(Data tied to figure images)
** START **
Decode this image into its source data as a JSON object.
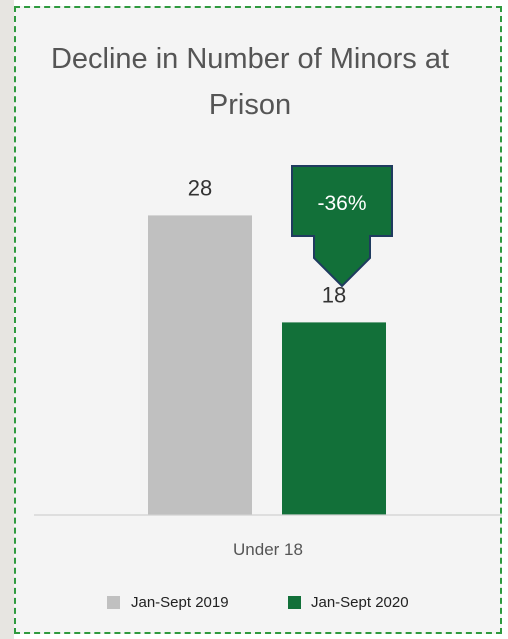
{
  "chart_data": {
    "type": "bar",
    "title": "Decline in Number of Minors at Prison",
    "categories": [
      "Under 18"
    ],
    "series": [
      {
        "name": "Jan-Sept 2019",
        "values": [
          28
        ],
        "color": "#c0c0c0"
      },
      {
        "name": "Jan-Sept 2020",
        "values": [
          18
        ],
        "color": "#127039"
      }
    ],
    "ylim": [
      0,
      30
    ],
    "grid": false,
    "legend_position": "bottom",
    "annotations": [
      {
        "text": "-36%",
        "shape": "down-arrow-callout",
        "fill": "#127039",
        "border": "#1f3b5f"
      }
    ]
  }
}
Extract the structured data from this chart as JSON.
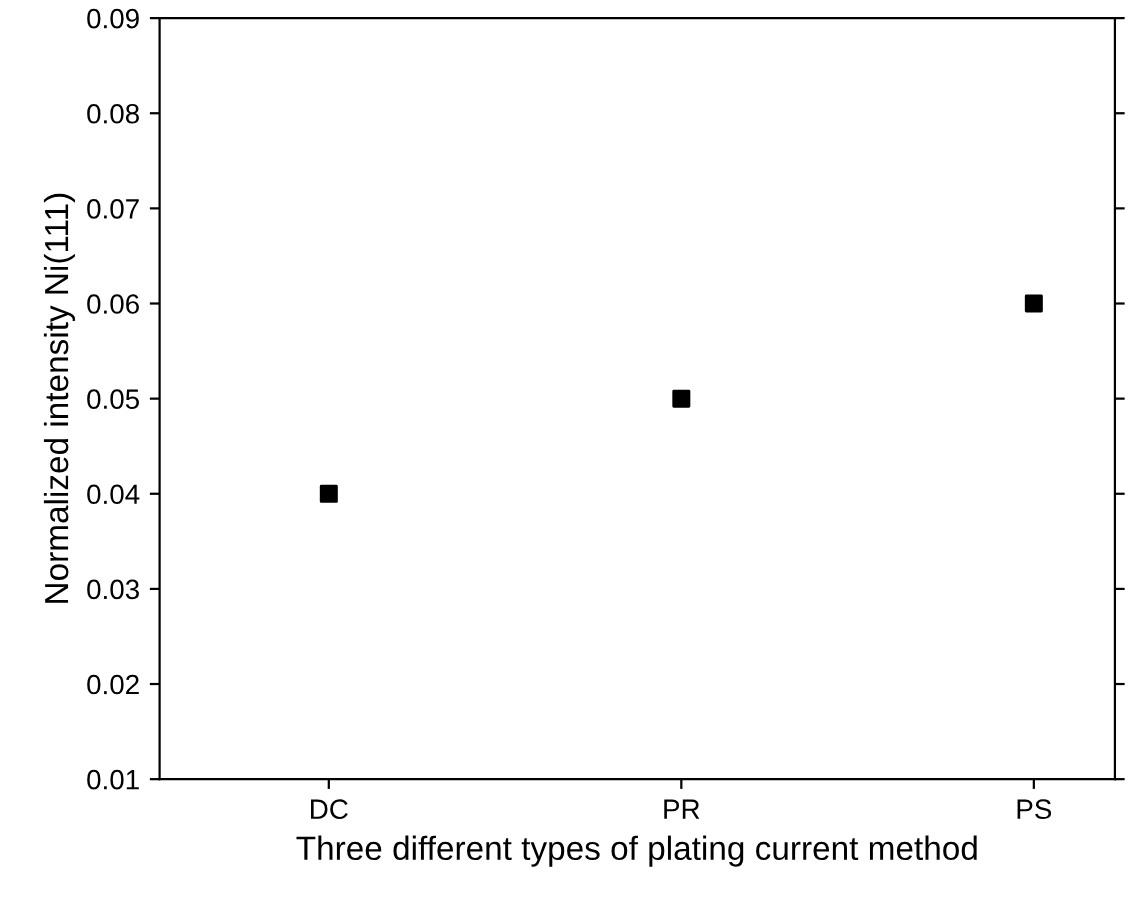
{
  "chart_data": {
    "type": "scatter",
    "xlabel": "Three different types of plating current method",
    "ylabel": "Normalized intensity Ni(111)",
    "categories": [
      "DC",
      "PR",
      "PS"
    ],
    "series": [
      {
        "color": "#000000",
        "values": [
          0.04,
          0.05,
          0.06
        ]
      }
    ],
    "ylim": [
      0.01,
      0.09
    ],
    "yticks": [
      0.01,
      0.02,
      0.03,
      0.04,
      0.05,
      0.06,
      0.07,
      0.08,
      0.09
    ],
    "marker": "square",
    "grid": false,
    "legend": false
  }
}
** END **
▶ **INSTRUCTIONS FOR THE TASK**:
Make an exact copy of all the material, but keep the pictures out of it.

▶ **THE SOLUTION**:
Decode this image into its source data as a JSON object.
{
  "chart_data": {
    "type": "bar",
    "title": "Decline in Number of Minors at Prison",
    "categories": [
      "Under 18"
    ],
    "series": [
      {
        "name": "Jan-Sept 2019",
        "values": [
          28
        ],
        "color": "#c0c0c0"
      },
      {
        "name": "Jan-Sept 2020",
        "values": [
          18
        ],
        "color": "#127039"
      }
    ],
    "ylim": [
      0,
      30
    ],
    "grid": false,
    "legend_position": "bottom",
    "annotations": [
      {
        "text": "-36%",
        "shape": "down-arrow-callout",
        "fill": "#127039",
        "border": "#1f3b5f"
      }
    ]
  }
}
Extract the structured data from this chart as JSON.
{
  "chart_data": {
    "type": "scatter",
    "xlabel": "Three different types of plating current method",
    "ylabel": "Normalized intensity Ni(111)",
    "categories": [
      "DC",
      "PR",
      "PS"
    ],
    "series": [
      {
        "color": "#000000",
        "values": [
          0.04,
          0.05,
          0.06
        ]
      }
    ],
    "ylim": [
      0.01,
      0.09
    ],
    "yticks": [
      0.01,
      0.02,
      0.03,
      0.04,
      0.05,
      0.06,
      0.07,
      0.08,
      0.09
    ],
    "marker": "square",
    "grid": false,
    "legend": false
  }
}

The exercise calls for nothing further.